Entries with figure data

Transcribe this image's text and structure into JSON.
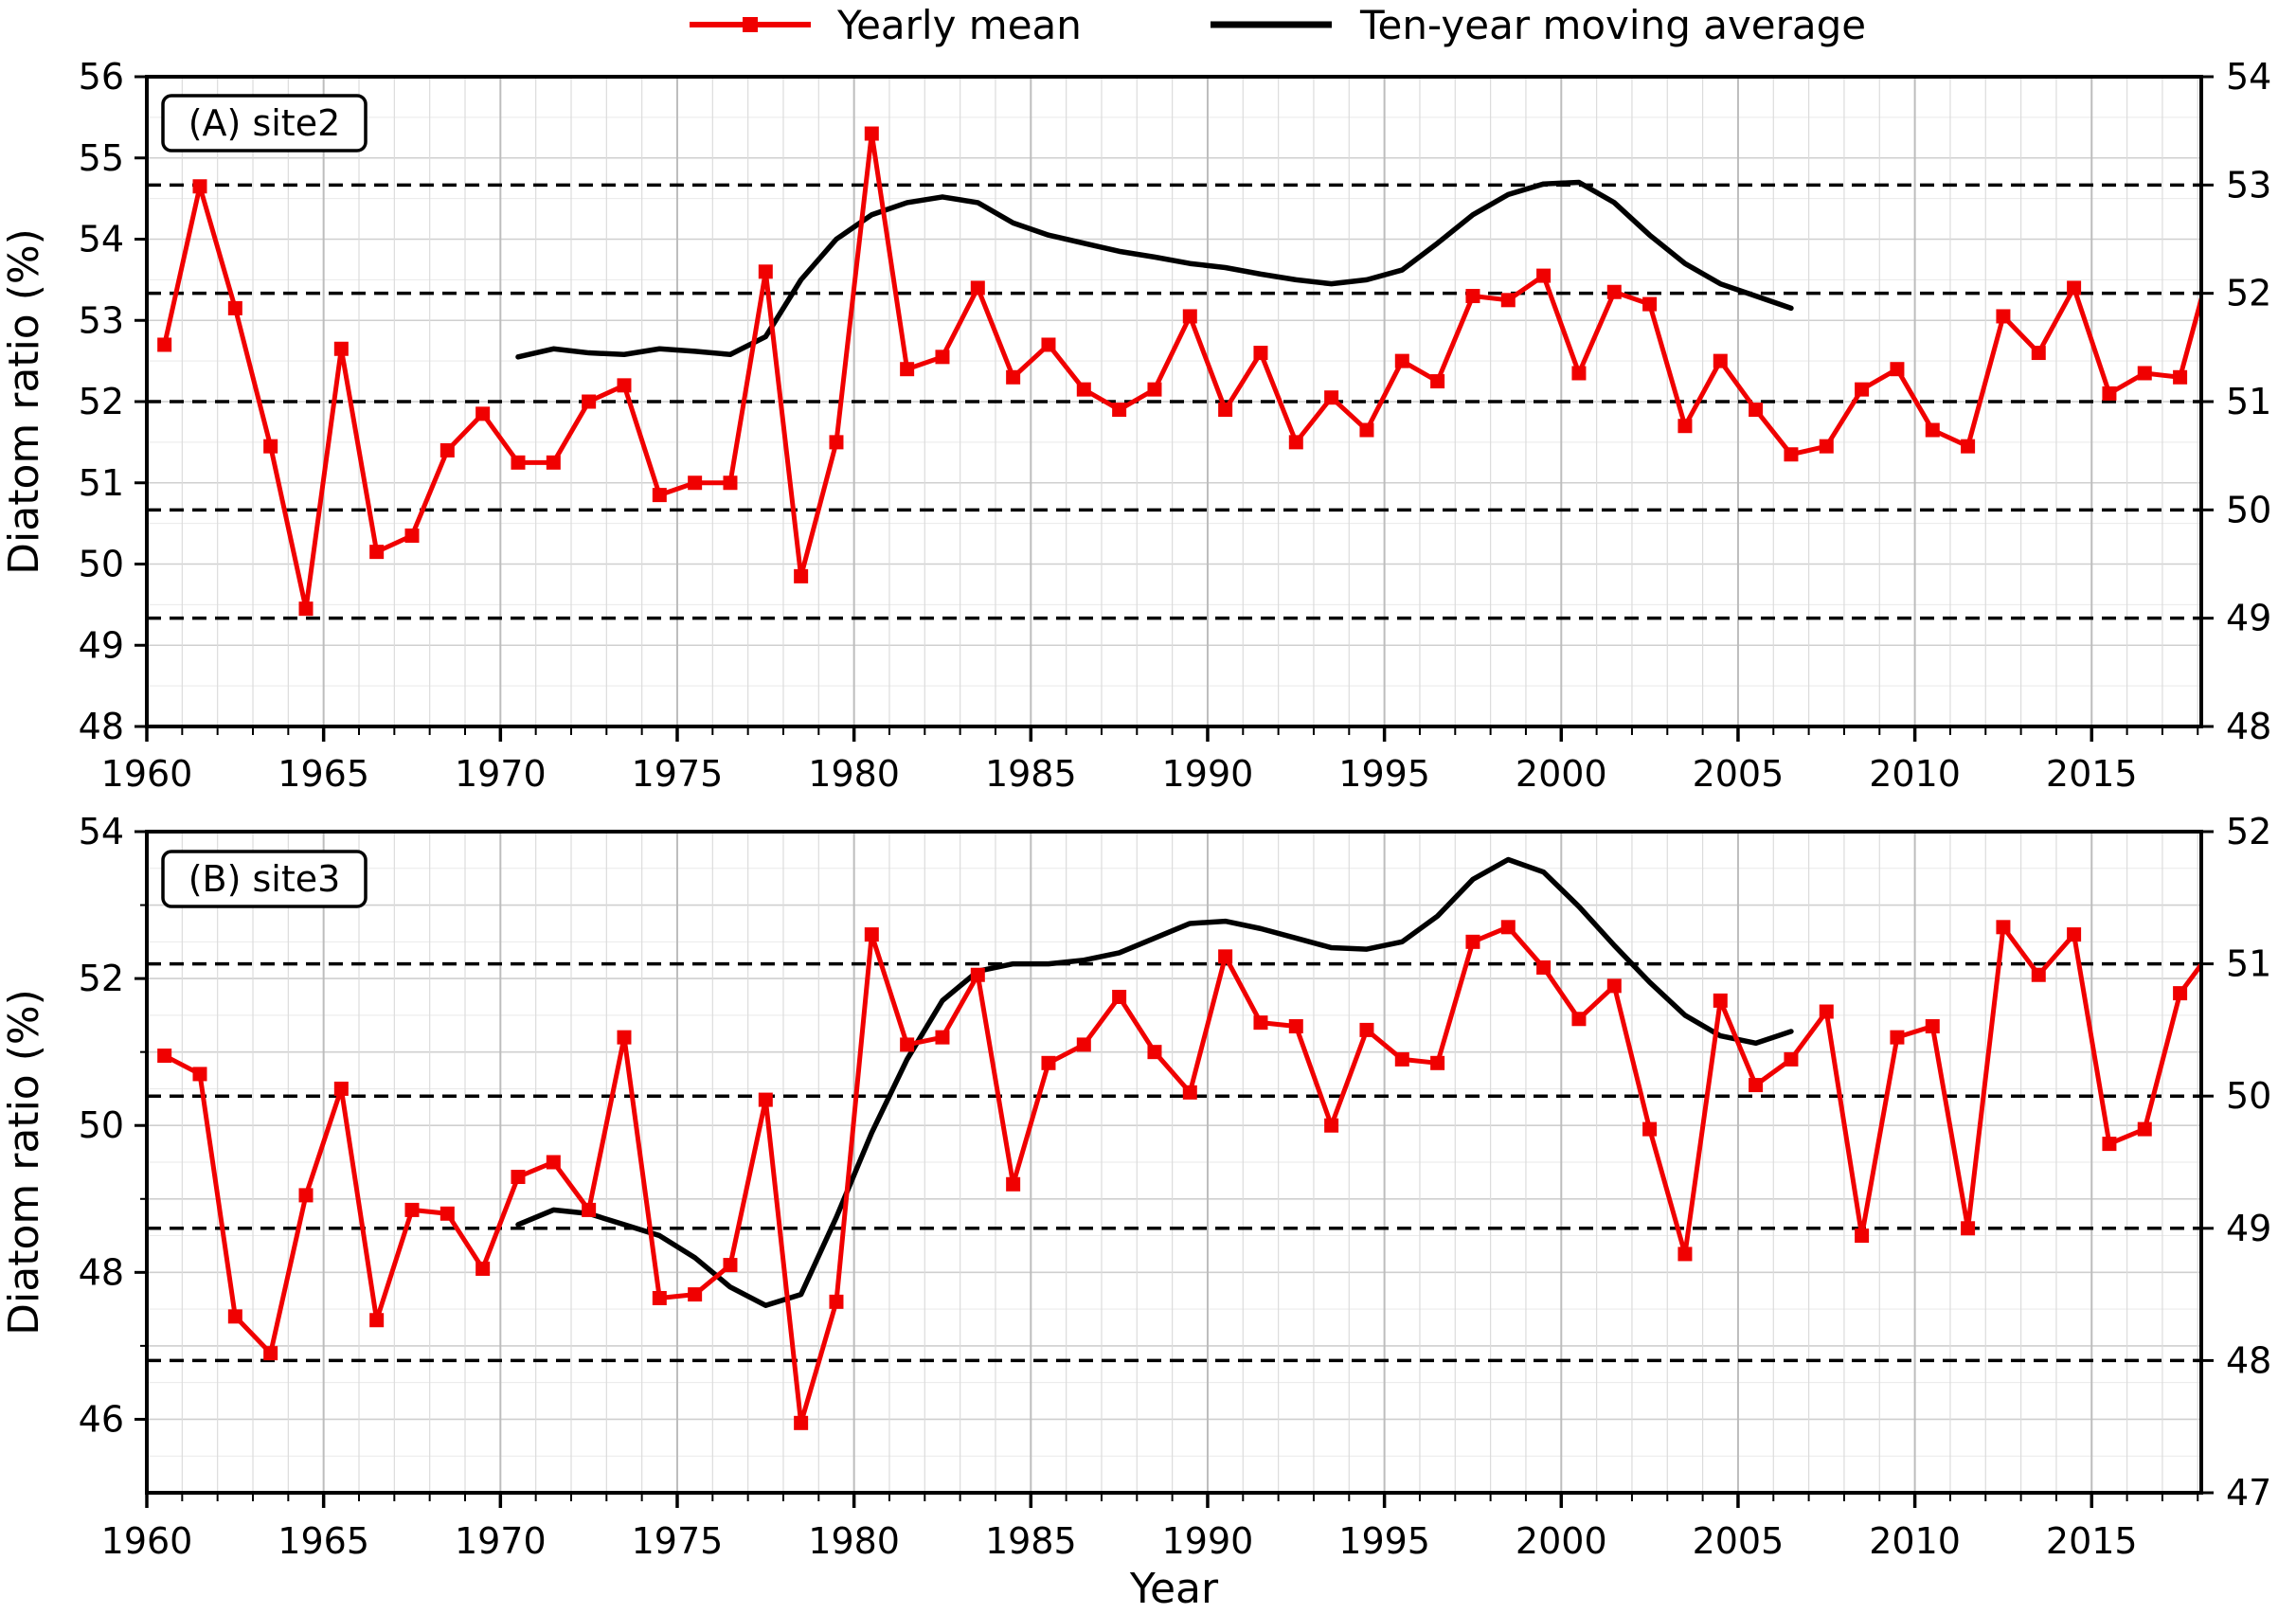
{
  "legend": {
    "items": [
      {
        "label": "Yearly mean",
        "color": "#f00000",
        "marker": "square"
      },
      {
        "label": "Ten-year moving average",
        "color": "#000000",
        "marker": "none"
      }
    ]
  },
  "xlabel": "Year",
  "ylabel": "Diatom ratio (%)",
  "chart_data": [
    {
      "type": "line",
      "panel_label": "(A) site2",
      "ylabel": "Diatom ratio (%)",
      "left_axis": {
        "lim": [
          48,
          56
        ],
        "ticks": [
          48,
          49,
          50,
          51,
          52,
          53,
          54,
          55,
          56
        ],
        "minor_ticks": []
      },
      "right_axis": {
        "lim": [
          48,
          54
        ],
        "ticks": [
          48,
          49,
          50,
          51,
          52,
          53,
          54
        ]
      },
      "dashed_gridlines_right_values": [
        49,
        50,
        51,
        52,
        53
      ],
      "x_major_ticks": [
        1960,
        1965,
        1970,
        1975,
        1980,
        1985,
        1990,
        1995,
        2000,
        2005,
        2010,
        2015
      ],
      "xlim": [
        1960,
        2018.1
      ],
      "years_start": 1960,
      "series": [
        {
          "name": "Yearly mean",
          "color": "#f00000",
          "marker": true,
          "x_start": 1960.5,
          "x_step": 1,
          "values": [
            52.7,
            54.65,
            53.15,
            51.45,
            49.45,
            52.65,
            50.15,
            50.35,
            51.4,
            51.85,
            51.25,
            51.25,
            52.0,
            52.2,
            50.85,
            51.0,
            51.0,
            53.6,
            49.85,
            51.5,
            55.3,
            52.4,
            52.55,
            53.4,
            52.3,
            52.7,
            52.15,
            51.9,
            52.15,
            53.05,
            51.9,
            52.6,
            51.5,
            52.05,
            51.65,
            52.5,
            52.25,
            53.3,
            53.25,
            53.55,
            52.35,
            53.35,
            53.2,
            51.7,
            52.5,
            51.9,
            51.35,
            51.45,
            52.15,
            52.4,
            51.65,
            51.45,
            53.05,
            52.6,
            53.4,
            52.1,
            52.35,
            52.3,
            53.9
          ]
        },
        {
          "name": "Ten-year moving average",
          "color": "#000000",
          "marker": false,
          "x_start": 1970.5,
          "x_step": 1,
          "values": [
            52.55,
            52.65,
            52.6,
            52.58,
            52.65,
            52.62,
            52.58,
            52.8,
            53.5,
            54.0,
            54.3,
            54.45,
            54.52,
            54.45,
            54.2,
            54.05,
            53.95,
            53.85,
            53.78,
            53.7,
            53.65,
            53.57,
            53.5,
            53.45,
            53.5,
            53.62,
            53.95,
            54.3,
            54.55,
            54.68,
            54.7,
            54.45,
            54.05,
            53.7,
            53.45,
            53.3,
            53.15
          ]
        }
      ]
    },
    {
      "type": "line",
      "panel_label": "(B) site3",
      "ylabel": "Diatom ratio (%)",
      "left_axis": {
        "lim": [
          45,
          54
        ],
        "ticks": [
          46,
          48,
          50,
          52,
          54
        ],
        "minor_ticks": [
          47,
          49,
          51,
          53
        ]
      },
      "right_axis": {
        "lim": [
          47,
          52
        ],
        "ticks": [
          47,
          48,
          49,
          50,
          51,
          52
        ]
      },
      "dashed_gridlines_right_values": [
        48,
        49,
        50,
        51
      ],
      "x_major_ticks": [
        1960,
        1965,
        1970,
        1975,
        1980,
        1985,
        1990,
        1995,
        2000,
        2005,
        2010,
        2015
      ],
      "xlim": [
        1960,
        2018.1
      ],
      "years_start": 1960,
      "series": [
        {
          "name": "Yearly mean",
          "color": "#f00000",
          "marker": true,
          "x_start": 1960.5,
          "x_step": 1,
          "values": [
            50.95,
            50.7,
            47.4,
            46.9,
            49.05,
            50.5,
            47.35,
            48.85,
            48.8,
            48.05,
            49.3,
            49.5,
            48.85,
            51.2,
            47.65,
            47.7,
            48.1,
            50.35,
            45.95,
            47.6,
            52.6,
            51.1,
            51.2,
            52.05,
            49.2,
            50.85,
            51.1,
            51.75,
            51.0,
            50.45,
            52.3,
            51.4,
            51.35,
            50.0,
            51.3,
            50.9,
            50.85,
            52.5,
            52.7,
            52.15,
            51.45,
            51.9,
            49.95,
            48.25,
            51.7,
            50.55,
            50.9,
            51.55,
            48.5,
            51.2,
            51.35,
            48.6,
            52.7,
            52.05,
            52.6,
            49.75,
            49.95,
            51.8,
            52.45
          ]
        },
        {
          "name": "Ten-year moving average",
          "color": "#000000",
          "marker": false,
          "x_start": 1970.5,
          "x_step": 1,
          "values": [
            48.65,
            48.85,
            48.8,
            48.65,
            48.5,
            48.2,
            47.8,
            47.55,
            47.7,
            48.75,
            49.9,
            50.9,
            51.7,
            52.1,
            52.2,
            52.2,
            52.25,
            52.35,
            52.55,
            52.75,
            52.78,
            52.68,
            52.55,
            52.42,
            52.4,
            52.5,
            52.85,
            53.35,
            53.62,
            53.45,
            52.98,
            52.45,
            51.95,
            51.5,
            51.22,
            51.12,
            51.28
          ]
        }
      ]
    }
  ]
}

* **AIM OF THE EXERCISE**
Omit every image. Quote each record exactly.

* **EXERCISE OUTPUT**
Transcribe this image's text and structure into JSON.
{
  "legend": {
    "items": [
      {
        "label": "Yearly mean",
        "color": "#f00000",
        "marker": "square"
      },
      {
        "label": "Ten-year moving average",
        "color": "#000000",
        "marker": "none"
      }
    ]
  },
  "xlabel": "Year",
  "ylabel": "Diatom ratio (%)",
  "chart_data": [
    {
      "type": "line",
      "panel_label": "(A) site2",
      "ylabel": "Diatom ratio (%)",
      "left_axis": {
        "lim": [
          48,
          56
        ],
        "ticks": [
          48,
          49,
          50,
          51,
          52,
          53,
          54,
          55,
          56
        ],
        "minor_ticks": []
      },
      "right_axis": {
        "lim": [
          48,
          54
        ],
        "ticks": [
          48,
          49,
          50,
          51,
          52,
          53,
          54
        ]
      },
      "dashed_gridlines_right_values": [
        49,
        50,
        51,
        52,
        53
      ],
      "x_major_ticks": [
        1960,
        1965,
        1970,
        1975,
        1980,
        1985,
        1990,
        1995,
        2000,
        2005,
        2010,
        2015
      ],
      "xlim": [
        1960,
        2018.1
      ],
      "years_start": 1960,
      "series": [
        {
          "name": "Yearly mean",
          "color": "#f00000",
          "marker": true,
          "x_start": 1960.5,
          "x_step": 1,
          "values": [
            52.7,
            54.65,
            53.15,
            51.45,
            49.45,
            52.65,
            50.15,
            50.35,
            51.4,
            51.85,
            51.25,
            51.25,
            52.0,
            52.2,
            50.85,
            51.0,
            51.0,
            53.6,
            49.85,
            51.5,
            55.3,
            52.4,
            52.55,
            53.4,
            52.3,
            52.7,
            52.15,
            51.9,
            52.15,
            53.05,
            51.9,
            52.6,
            51.5,
            52.05,
            51.65,
            52.5,
            52.25,
            53.3,
            53.25,
            53.55,
            52.35,
            53.35,
            53.2,
            51.7,
            52.5,
            51.9,
            51.35,
            51.45,
            52.15,
            52.4,
            51.65,
            51.45,
            53.05,
            52.6,
            53.4,
            52.1,
            52.35,
            52.3,
            53.9
          ]
        },
        {
          "name": "Ten-year moving average",
          "color": "#000000",
          "marker": false,
          "x_start": 1970.5,
          "x_step": 1,
          "values": [
            52.55,
            52.65,
            52.6,
            52.58,
            52.65,
            52.62,
            52.58,
            52.8,
            53.5,
            54.0,
            54.3,
            54.45,
            54.52,
            54.45,
            54.2,
            54.05,
            53.95,
            53.85,
            53.78,
            53.7,
            53.65,
            53.57,
            53.5,
            53.45,
            53.5,
            53.62,
            53.95,
            54.3,
            54.55,
            54.68,
            54.7,
            54.45,
            54.05,
            53.7,
            53.45,
            53.3,
            53.15
          ]
        }
      ]
    },
    {
      "type": "line",
      "panel_label": "(B) site3",
      "ylabel": "Diatom ratio (%)",
      "left_axis": {
        "lim": [
          45,
          54
        ],
        "ticks": [
          46,
          48,
          50,
          52,
          54
        ],
        "minor_ticks": [
          47,
          49,
          51,
          53
        ]
      },
      "right_axis": {
        "lim": [
          47,
          52
        ],
        "ticks": [
          47,
          48,
          49,
          50,
          51,
          52
        ]
      },
      "dashed_gridlines_right_values": [
        48,
        49,
        50,
        51
      ],
      "x_major_ticks": [
        1960,
        1965,
        1970,
        1975,
        1980,
        1985,
        1990,
        1995,
        2000,
        2005,
        2010,
        2015
      ],
      "xlim": [
        1960,
        2018.1
      ],
      "years_start": 1960,
      "series": [
        {
          "name": "Yearly mean",
          "color": "#f00000",
          "marker": true,
          "x_start": 1960.5,
          "x_step": 1,
          "values": [
            50.95,
            50.7,
            47.4,
            46.9,
            49.05,
            50.5,
            47.35,
            48.85,
            48.8,
            48.05,
            49.3,
            49.5,
            48.85,
            51.2,
            47.65,
            47.7,
            48.1,
            50.35,
            45.95,
            47.6,
            52.6,
            51.1,
            51.2,
            52.05,
            49.2,
            50.85,
            51.1,
            51.75,
            51.0,
            50.45,
            52.3,
            51.4,
            51.35,
            50.0,
            51.3,
            50.9,
            50.85,
            52.5,
            52.7,
            52.15,
            51.45,
            51.9,
            49.95,
            48.25,
            51.7,
            50.55,
            50.9,
            51.55,
            48.5,
            51.2,
            51.35,
            48.6,
            52.7,
            52.05,
            52.6,
            49.75,
            49.95,
            51.8,
            52.45
          ]
        },
        {
          "name": "Ten-year moving average",
          "color": "#000000",
          "marker": false,
          "x_start": 1970.5,
          "x_step": 1,
          "values": [
            48.65,
            48.85,
            48.8,
            48.65,
            48.5,
            48.2,
            47.8,
            47.55,
            47.7,
            48.75,
            49.9,
            50.9,
            51.7,
            52.1,
            52.2,
            52.2,
            52.25,
            52.35,
            52.55,
            52.75,
            52.78,
            52.68,
            52.55,
            52.42,
            52.4,
            52.5,
            52.85,
            53.35,
            53.62,
            53.45,
            52.98,
            52.45,
            51.95,
            51.5,
            51.22,
            51.12,
            51.28
          ]
        }
      ]
    }
  ]
}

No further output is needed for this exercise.